TASK DESCRIPTION:
How many lines in the listing below include the word "EJECUCIÓN"? Answer with the number and nothing else.

-- Begin --

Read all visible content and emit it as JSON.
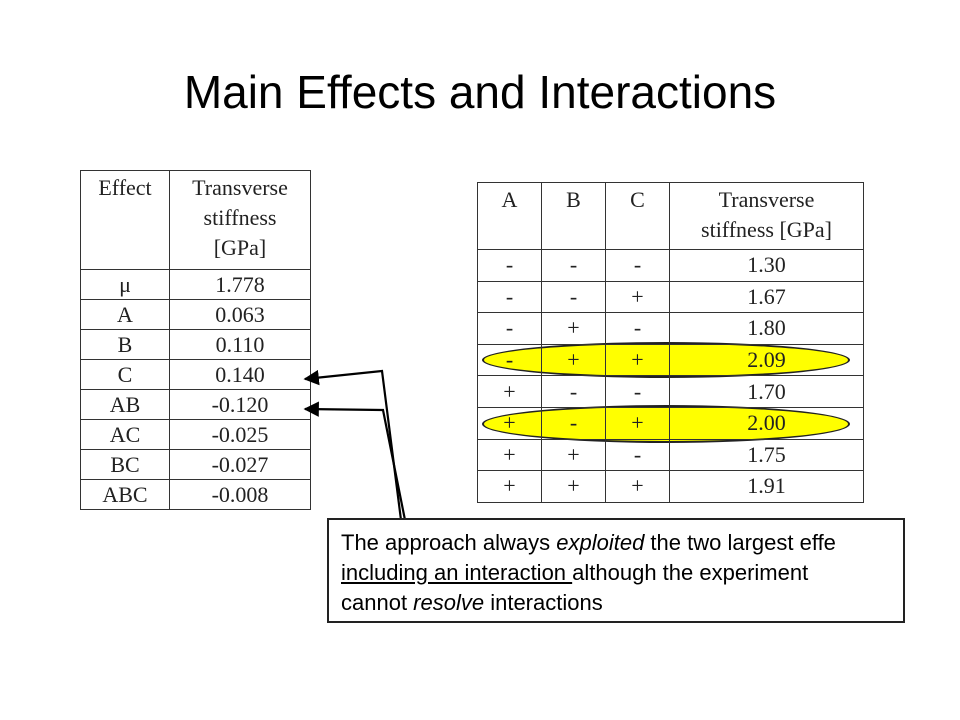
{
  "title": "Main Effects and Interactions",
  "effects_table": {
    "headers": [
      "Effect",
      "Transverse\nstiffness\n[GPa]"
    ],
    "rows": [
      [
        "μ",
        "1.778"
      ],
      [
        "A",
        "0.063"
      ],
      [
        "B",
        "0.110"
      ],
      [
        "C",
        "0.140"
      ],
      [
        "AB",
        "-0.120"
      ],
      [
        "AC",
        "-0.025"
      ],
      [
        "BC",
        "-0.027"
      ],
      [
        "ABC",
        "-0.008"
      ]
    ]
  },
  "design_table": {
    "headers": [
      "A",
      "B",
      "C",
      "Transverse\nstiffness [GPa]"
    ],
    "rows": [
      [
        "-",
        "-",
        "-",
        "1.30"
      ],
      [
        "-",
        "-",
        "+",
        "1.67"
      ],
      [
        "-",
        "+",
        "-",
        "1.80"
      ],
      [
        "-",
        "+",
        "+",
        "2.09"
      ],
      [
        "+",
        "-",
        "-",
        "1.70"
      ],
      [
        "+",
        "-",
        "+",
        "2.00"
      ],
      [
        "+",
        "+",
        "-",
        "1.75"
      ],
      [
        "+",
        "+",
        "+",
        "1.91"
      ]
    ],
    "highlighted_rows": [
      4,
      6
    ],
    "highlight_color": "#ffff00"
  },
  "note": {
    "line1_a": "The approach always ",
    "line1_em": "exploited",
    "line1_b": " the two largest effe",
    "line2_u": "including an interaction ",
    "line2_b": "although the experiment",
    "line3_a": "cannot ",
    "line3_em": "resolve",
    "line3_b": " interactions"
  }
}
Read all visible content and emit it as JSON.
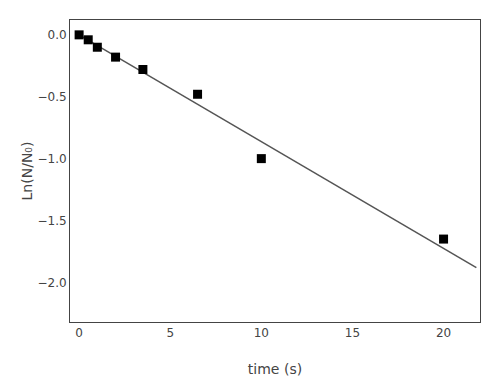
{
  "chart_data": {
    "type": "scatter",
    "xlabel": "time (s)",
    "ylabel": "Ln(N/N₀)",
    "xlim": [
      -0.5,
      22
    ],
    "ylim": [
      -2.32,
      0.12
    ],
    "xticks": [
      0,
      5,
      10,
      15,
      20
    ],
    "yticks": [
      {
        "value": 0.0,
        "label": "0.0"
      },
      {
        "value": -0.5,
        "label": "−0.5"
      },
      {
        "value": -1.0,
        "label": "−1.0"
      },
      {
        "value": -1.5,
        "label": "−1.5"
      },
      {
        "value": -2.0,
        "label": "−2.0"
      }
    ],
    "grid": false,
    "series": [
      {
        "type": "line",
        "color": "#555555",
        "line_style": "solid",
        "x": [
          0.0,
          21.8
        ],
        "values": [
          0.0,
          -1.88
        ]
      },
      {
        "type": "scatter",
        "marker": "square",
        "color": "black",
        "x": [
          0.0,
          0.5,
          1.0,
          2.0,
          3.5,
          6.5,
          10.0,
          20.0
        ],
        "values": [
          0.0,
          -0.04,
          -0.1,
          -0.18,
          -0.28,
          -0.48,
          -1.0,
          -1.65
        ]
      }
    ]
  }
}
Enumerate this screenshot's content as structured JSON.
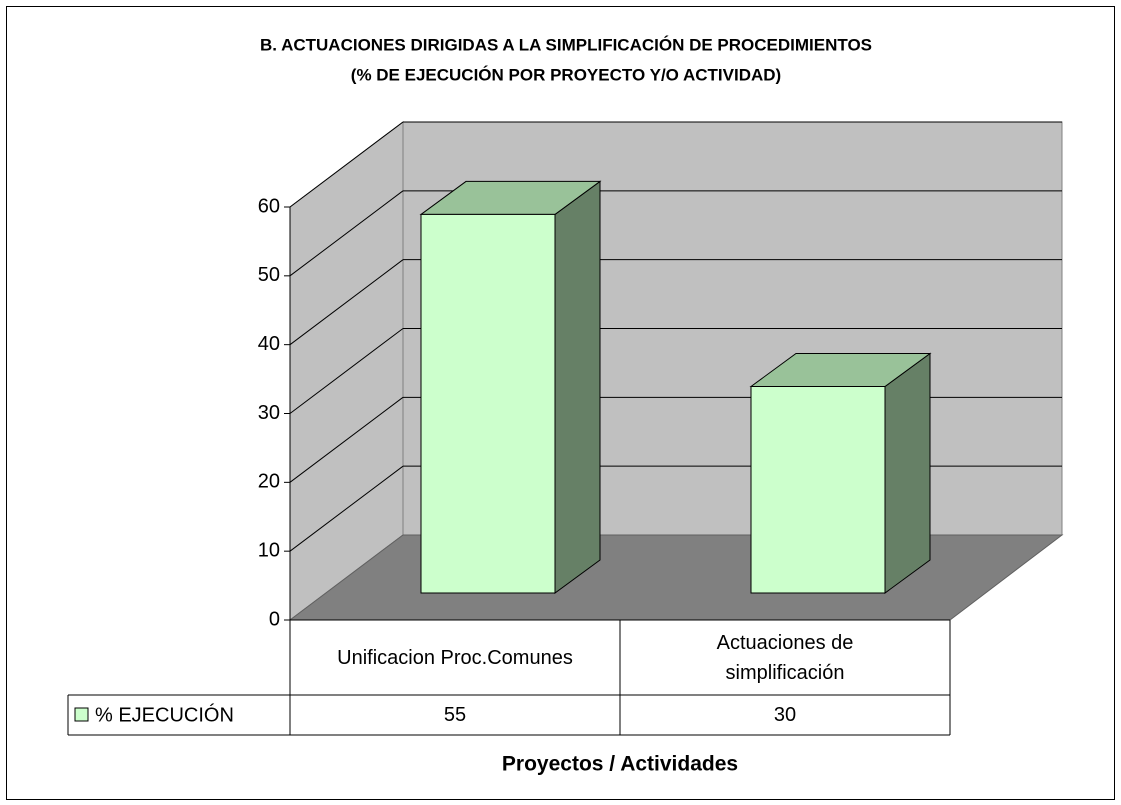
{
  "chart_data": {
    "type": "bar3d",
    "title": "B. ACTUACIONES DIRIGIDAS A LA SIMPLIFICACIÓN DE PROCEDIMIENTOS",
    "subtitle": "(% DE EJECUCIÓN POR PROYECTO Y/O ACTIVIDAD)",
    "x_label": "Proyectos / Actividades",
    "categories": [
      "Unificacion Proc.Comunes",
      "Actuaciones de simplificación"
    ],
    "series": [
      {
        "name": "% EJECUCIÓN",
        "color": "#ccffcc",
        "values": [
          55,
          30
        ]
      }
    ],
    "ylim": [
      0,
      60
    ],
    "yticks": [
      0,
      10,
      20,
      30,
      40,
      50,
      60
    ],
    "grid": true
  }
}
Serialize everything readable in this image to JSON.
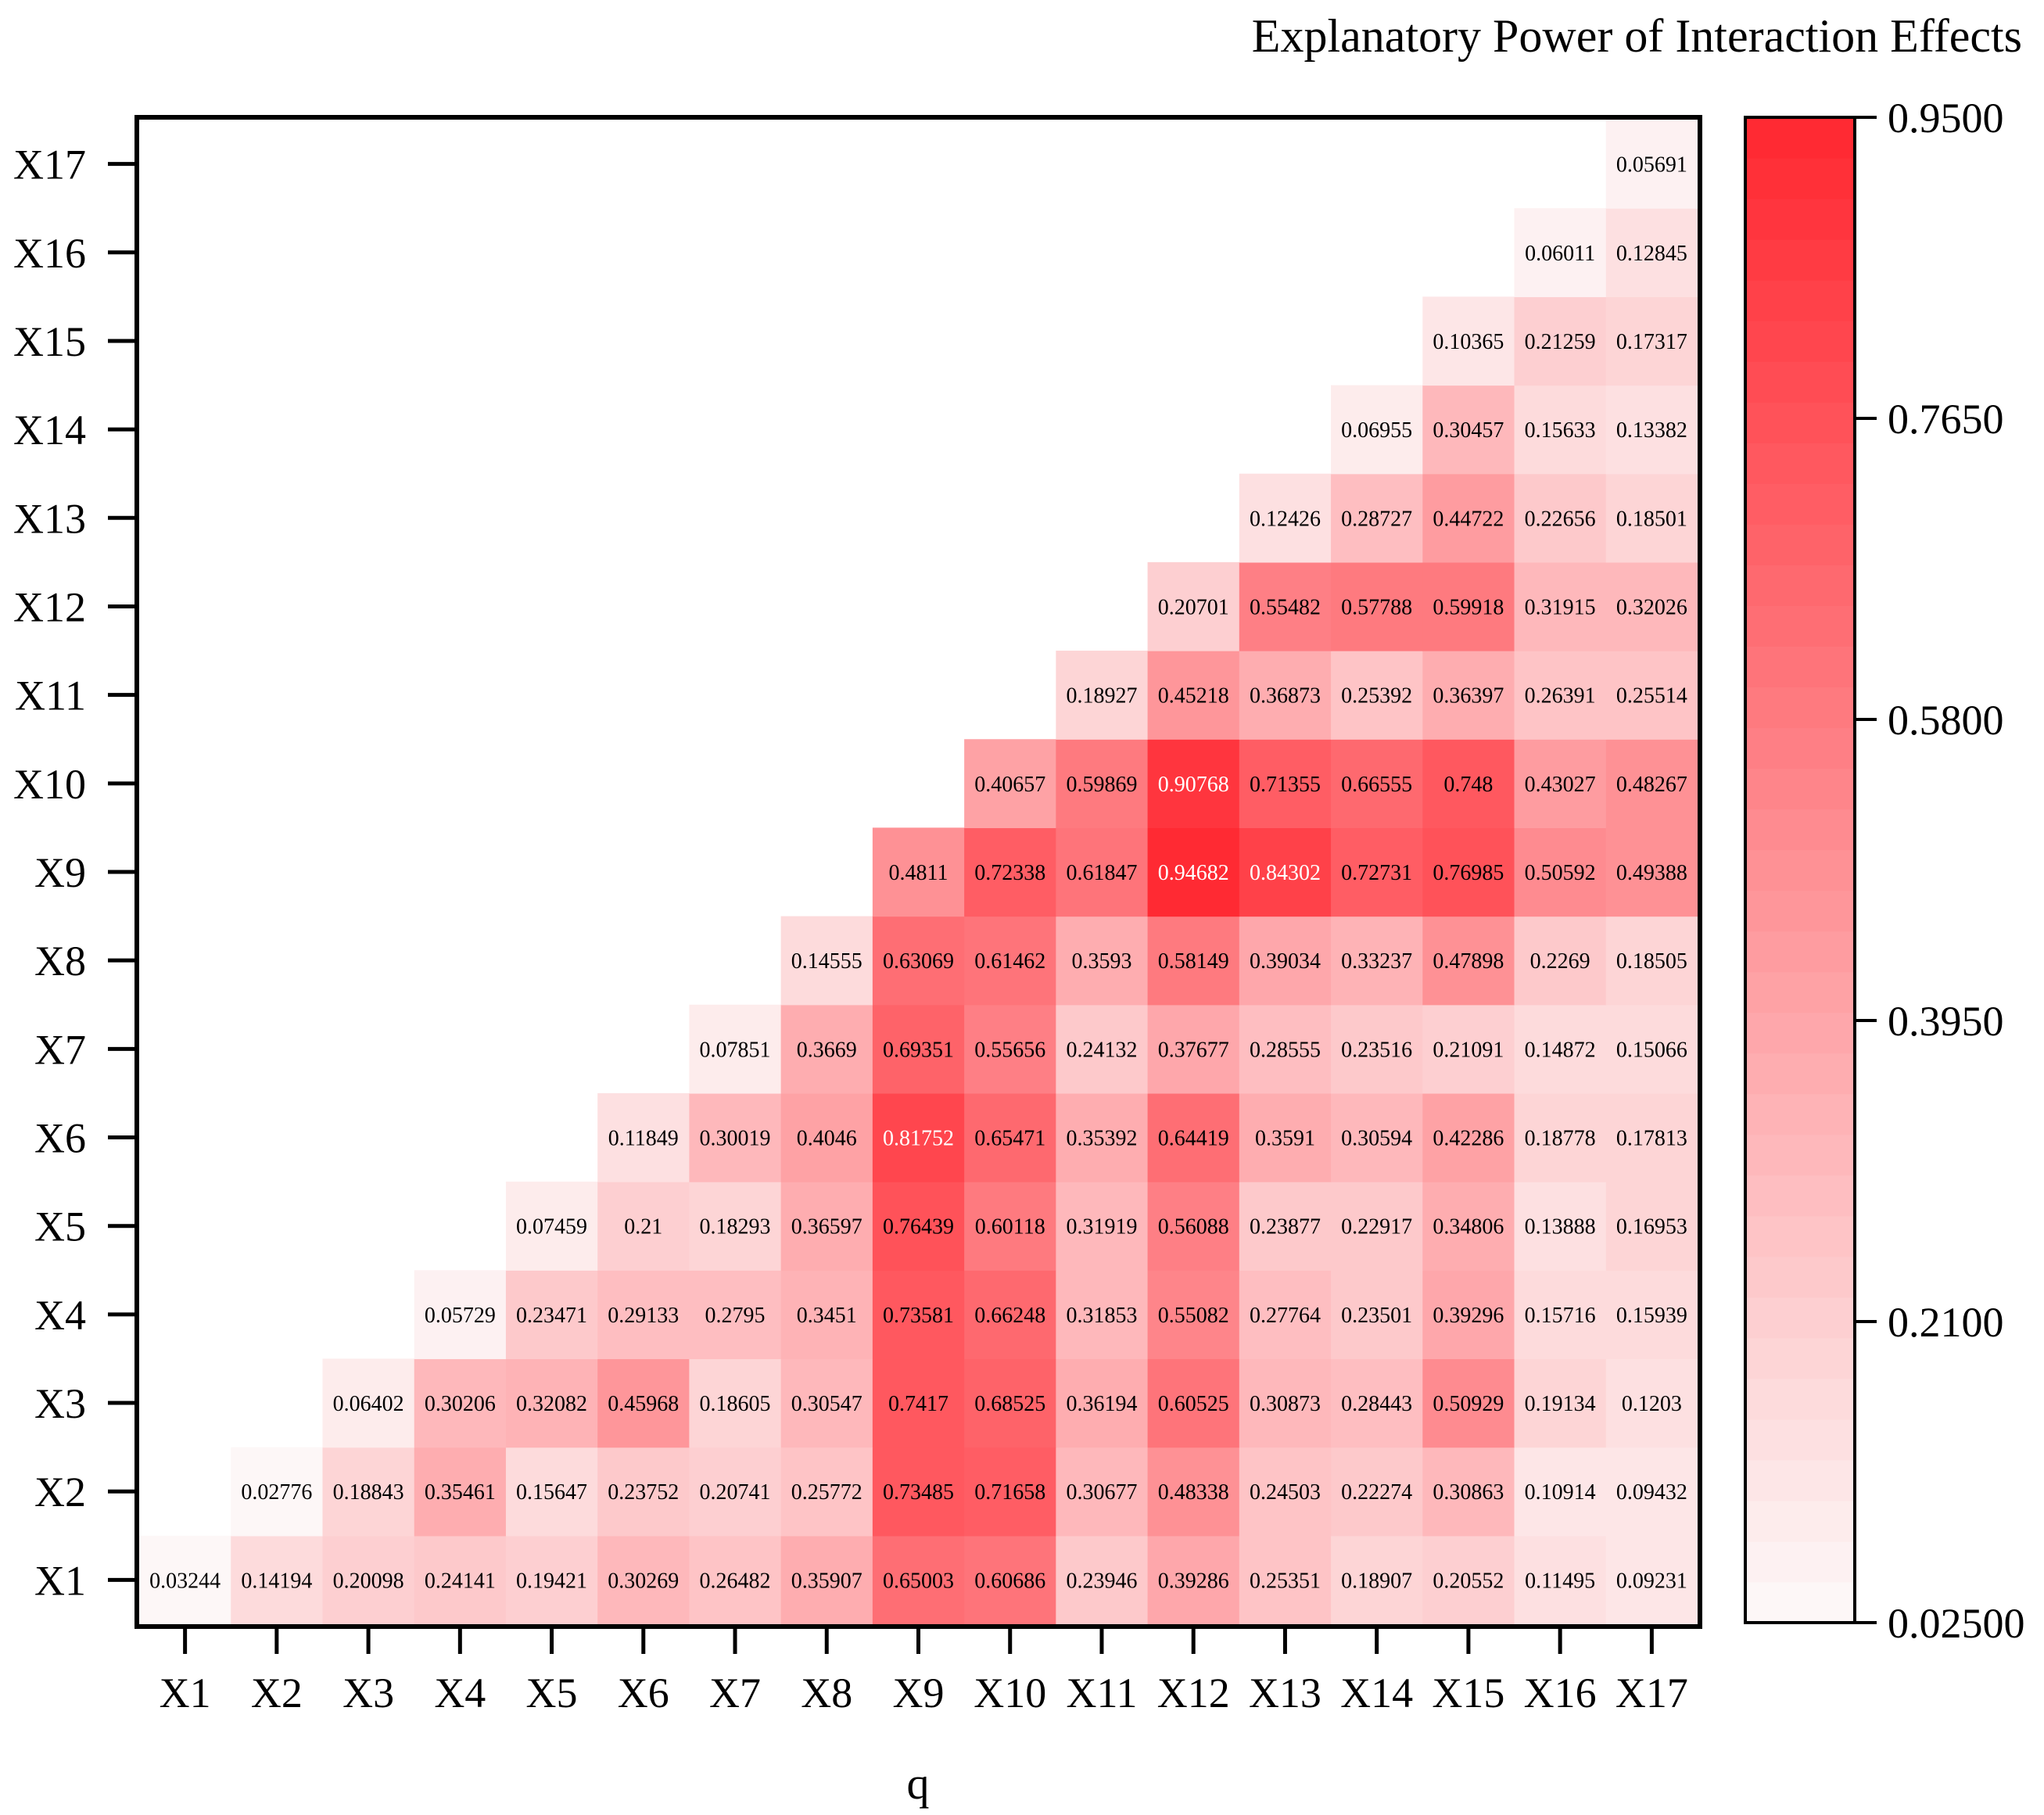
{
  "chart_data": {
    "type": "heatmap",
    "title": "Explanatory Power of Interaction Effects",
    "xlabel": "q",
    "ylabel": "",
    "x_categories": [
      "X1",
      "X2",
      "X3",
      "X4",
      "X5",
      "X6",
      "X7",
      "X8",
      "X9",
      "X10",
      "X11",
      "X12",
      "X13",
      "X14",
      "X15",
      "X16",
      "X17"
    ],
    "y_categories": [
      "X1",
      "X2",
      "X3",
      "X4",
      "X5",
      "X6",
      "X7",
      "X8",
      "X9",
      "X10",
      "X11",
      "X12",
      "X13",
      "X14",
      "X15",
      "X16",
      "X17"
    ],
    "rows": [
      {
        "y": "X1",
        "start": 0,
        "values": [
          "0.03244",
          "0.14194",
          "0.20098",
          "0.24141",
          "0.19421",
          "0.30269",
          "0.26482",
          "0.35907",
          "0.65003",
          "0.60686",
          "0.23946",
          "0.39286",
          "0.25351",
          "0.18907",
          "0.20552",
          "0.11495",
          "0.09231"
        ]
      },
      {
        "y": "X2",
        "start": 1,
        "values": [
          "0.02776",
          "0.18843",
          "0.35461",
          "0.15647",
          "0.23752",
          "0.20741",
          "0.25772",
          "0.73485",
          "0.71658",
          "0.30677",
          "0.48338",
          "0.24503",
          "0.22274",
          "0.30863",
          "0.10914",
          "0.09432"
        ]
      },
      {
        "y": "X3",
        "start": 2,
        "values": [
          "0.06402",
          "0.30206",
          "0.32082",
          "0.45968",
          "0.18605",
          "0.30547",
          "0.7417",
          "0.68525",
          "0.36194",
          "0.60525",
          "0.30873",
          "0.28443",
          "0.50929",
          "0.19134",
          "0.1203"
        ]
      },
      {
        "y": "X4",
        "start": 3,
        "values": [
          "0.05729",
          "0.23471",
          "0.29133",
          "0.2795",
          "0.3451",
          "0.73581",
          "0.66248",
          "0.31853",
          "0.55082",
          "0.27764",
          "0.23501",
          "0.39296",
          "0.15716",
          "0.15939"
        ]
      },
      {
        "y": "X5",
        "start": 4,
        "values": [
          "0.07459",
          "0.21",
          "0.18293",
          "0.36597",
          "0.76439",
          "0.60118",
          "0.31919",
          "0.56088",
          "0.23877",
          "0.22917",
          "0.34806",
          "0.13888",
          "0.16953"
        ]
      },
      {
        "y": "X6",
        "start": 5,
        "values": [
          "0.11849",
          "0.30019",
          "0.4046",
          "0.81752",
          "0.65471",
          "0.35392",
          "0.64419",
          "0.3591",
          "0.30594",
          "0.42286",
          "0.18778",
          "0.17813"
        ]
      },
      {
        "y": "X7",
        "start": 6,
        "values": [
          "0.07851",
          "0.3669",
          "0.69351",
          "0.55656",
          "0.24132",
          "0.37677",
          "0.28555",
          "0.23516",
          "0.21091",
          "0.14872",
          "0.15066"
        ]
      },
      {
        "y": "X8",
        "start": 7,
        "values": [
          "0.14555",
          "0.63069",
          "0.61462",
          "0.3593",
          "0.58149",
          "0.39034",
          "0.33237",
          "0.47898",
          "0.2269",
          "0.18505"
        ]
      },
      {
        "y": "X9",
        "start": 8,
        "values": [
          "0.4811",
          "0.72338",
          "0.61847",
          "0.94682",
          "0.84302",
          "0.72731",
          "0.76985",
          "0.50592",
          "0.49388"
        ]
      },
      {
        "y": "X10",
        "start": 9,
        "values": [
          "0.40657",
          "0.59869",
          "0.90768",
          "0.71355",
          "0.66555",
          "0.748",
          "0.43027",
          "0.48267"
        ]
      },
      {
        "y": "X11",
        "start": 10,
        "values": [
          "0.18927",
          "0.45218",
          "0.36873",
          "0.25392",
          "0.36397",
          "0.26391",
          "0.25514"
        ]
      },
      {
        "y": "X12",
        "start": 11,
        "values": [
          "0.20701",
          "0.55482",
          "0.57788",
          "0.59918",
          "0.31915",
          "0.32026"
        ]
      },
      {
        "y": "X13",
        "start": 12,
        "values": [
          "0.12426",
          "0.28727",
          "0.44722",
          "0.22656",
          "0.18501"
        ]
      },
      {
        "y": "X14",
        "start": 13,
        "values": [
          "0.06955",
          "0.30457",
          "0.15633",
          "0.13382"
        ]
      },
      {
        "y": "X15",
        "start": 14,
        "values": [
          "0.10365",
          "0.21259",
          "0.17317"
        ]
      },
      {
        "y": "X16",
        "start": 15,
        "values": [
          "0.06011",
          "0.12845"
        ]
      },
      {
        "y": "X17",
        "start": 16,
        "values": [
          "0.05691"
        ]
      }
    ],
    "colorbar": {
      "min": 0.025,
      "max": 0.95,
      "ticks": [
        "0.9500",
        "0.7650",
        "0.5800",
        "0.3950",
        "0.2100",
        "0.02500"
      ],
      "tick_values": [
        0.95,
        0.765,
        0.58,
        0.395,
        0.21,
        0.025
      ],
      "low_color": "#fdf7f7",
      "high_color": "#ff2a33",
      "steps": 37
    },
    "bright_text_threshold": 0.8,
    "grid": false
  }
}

-- End --

ANSWER BELOW:
2